Exercise:
Copy each line of the data below with the word "loop".

Figure dataset records:
━━━━━━━━━━━━━━━━━━━━━━━━━━━━━━

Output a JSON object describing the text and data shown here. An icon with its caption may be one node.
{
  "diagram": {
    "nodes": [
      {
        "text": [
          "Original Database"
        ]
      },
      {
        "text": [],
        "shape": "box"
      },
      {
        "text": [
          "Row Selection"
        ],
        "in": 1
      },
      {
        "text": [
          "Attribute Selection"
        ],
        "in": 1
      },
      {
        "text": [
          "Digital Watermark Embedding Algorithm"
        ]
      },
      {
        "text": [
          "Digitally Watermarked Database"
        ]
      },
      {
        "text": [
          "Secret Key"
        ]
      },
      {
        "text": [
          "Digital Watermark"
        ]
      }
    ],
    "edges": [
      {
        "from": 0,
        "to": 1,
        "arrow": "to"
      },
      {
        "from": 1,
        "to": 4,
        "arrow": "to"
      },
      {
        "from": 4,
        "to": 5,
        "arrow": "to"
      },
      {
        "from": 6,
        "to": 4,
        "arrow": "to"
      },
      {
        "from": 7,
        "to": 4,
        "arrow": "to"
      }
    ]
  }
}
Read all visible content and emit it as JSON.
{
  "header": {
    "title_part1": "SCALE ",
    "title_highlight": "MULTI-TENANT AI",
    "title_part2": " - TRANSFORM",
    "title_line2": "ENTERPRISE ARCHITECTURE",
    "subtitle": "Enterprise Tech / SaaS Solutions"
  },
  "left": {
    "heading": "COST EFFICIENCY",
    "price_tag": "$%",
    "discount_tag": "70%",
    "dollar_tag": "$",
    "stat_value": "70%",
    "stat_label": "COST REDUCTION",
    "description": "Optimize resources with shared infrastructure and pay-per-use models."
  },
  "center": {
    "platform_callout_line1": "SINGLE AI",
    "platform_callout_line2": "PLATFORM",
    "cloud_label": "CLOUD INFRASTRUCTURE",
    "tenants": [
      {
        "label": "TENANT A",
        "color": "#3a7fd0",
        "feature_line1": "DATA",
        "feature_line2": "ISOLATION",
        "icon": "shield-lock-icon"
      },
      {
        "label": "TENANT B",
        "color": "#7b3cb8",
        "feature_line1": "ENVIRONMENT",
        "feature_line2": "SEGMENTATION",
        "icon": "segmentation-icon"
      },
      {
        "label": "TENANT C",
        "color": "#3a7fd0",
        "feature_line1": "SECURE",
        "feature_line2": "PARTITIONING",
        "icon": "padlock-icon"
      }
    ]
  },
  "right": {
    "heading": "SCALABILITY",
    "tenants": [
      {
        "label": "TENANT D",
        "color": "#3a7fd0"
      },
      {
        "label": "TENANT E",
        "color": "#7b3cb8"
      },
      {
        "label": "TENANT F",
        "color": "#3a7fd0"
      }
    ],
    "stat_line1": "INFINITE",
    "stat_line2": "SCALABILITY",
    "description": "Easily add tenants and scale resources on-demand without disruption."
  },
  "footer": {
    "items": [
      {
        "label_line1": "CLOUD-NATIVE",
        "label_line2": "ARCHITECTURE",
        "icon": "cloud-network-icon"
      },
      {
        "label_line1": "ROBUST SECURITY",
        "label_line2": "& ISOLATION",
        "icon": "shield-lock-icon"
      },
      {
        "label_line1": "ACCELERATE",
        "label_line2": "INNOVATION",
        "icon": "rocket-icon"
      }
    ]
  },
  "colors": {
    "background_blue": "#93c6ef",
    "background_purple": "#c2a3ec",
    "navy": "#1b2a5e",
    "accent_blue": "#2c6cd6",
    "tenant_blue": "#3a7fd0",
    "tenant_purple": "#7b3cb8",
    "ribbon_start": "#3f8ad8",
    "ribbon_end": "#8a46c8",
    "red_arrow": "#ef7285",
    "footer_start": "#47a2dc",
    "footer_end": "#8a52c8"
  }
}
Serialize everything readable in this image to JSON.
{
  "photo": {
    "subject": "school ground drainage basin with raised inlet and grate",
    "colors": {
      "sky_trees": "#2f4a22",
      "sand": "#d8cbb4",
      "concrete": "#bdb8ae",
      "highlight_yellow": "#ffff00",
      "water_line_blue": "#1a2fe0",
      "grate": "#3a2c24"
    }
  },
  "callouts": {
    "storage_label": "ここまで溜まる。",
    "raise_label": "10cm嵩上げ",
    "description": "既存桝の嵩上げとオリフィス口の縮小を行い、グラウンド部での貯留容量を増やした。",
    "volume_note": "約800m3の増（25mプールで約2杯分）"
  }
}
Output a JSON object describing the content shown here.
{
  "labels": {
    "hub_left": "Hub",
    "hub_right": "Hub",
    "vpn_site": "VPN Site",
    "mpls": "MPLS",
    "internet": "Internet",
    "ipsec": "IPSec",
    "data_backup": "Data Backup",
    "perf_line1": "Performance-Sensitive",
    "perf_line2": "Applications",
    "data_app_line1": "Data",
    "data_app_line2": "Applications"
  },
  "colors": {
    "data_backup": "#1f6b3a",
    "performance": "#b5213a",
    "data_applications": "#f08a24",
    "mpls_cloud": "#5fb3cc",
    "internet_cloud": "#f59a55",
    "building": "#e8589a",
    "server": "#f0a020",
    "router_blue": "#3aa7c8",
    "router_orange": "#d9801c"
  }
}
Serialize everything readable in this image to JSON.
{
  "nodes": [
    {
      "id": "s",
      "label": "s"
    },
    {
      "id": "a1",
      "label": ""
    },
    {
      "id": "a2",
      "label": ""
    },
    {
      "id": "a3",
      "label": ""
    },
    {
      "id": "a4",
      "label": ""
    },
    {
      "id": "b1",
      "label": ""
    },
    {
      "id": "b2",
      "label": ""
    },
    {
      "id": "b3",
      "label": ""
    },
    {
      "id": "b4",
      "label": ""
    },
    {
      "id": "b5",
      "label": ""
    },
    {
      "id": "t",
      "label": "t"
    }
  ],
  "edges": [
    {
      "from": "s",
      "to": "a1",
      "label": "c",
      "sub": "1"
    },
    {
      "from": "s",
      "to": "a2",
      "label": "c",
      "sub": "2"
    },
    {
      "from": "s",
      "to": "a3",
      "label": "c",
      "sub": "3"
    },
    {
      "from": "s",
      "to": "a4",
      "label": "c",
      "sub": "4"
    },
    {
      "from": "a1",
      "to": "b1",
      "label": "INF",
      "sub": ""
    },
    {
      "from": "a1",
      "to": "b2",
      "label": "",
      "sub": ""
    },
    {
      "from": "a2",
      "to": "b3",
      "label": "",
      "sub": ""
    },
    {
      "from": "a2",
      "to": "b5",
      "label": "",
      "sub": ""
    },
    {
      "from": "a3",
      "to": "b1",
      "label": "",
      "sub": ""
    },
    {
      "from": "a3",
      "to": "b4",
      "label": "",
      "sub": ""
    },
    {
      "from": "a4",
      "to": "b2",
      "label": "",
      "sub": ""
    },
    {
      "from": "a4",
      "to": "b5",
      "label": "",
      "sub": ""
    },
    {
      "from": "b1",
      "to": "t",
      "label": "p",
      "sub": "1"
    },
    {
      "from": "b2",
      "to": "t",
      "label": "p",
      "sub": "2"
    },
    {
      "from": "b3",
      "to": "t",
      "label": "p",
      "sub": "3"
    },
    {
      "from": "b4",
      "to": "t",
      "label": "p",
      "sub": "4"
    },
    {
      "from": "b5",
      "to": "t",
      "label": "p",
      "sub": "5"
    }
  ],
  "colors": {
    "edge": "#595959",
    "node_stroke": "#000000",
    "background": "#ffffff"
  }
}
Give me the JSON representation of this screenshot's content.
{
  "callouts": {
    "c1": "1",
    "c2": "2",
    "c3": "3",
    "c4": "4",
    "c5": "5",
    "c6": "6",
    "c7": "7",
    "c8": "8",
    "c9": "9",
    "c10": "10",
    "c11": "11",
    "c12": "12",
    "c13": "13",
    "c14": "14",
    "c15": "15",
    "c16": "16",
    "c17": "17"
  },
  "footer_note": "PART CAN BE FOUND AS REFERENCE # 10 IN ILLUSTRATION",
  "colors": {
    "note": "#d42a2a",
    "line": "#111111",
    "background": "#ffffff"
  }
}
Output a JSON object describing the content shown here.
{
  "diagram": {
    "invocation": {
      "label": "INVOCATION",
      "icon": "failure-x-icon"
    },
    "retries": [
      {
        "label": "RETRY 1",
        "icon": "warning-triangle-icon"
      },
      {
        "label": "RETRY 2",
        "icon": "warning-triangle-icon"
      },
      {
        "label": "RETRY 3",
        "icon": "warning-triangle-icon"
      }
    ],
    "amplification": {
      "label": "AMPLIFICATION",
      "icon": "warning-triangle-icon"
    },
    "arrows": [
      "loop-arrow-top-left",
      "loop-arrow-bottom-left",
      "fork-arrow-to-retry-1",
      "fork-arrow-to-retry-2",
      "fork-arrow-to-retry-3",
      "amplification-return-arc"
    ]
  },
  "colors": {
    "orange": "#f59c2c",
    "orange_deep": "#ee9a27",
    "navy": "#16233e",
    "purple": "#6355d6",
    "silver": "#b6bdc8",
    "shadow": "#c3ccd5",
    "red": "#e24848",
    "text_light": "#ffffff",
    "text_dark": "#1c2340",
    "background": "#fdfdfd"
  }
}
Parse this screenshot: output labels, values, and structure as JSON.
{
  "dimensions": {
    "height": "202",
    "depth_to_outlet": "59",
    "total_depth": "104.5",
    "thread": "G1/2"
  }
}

━━━━━━━━━━━━━━━━━━━━━━━━━━━━━━

Exercise result:
      "loop-arrow-top-left",
      "loop-arrow-bottom-left",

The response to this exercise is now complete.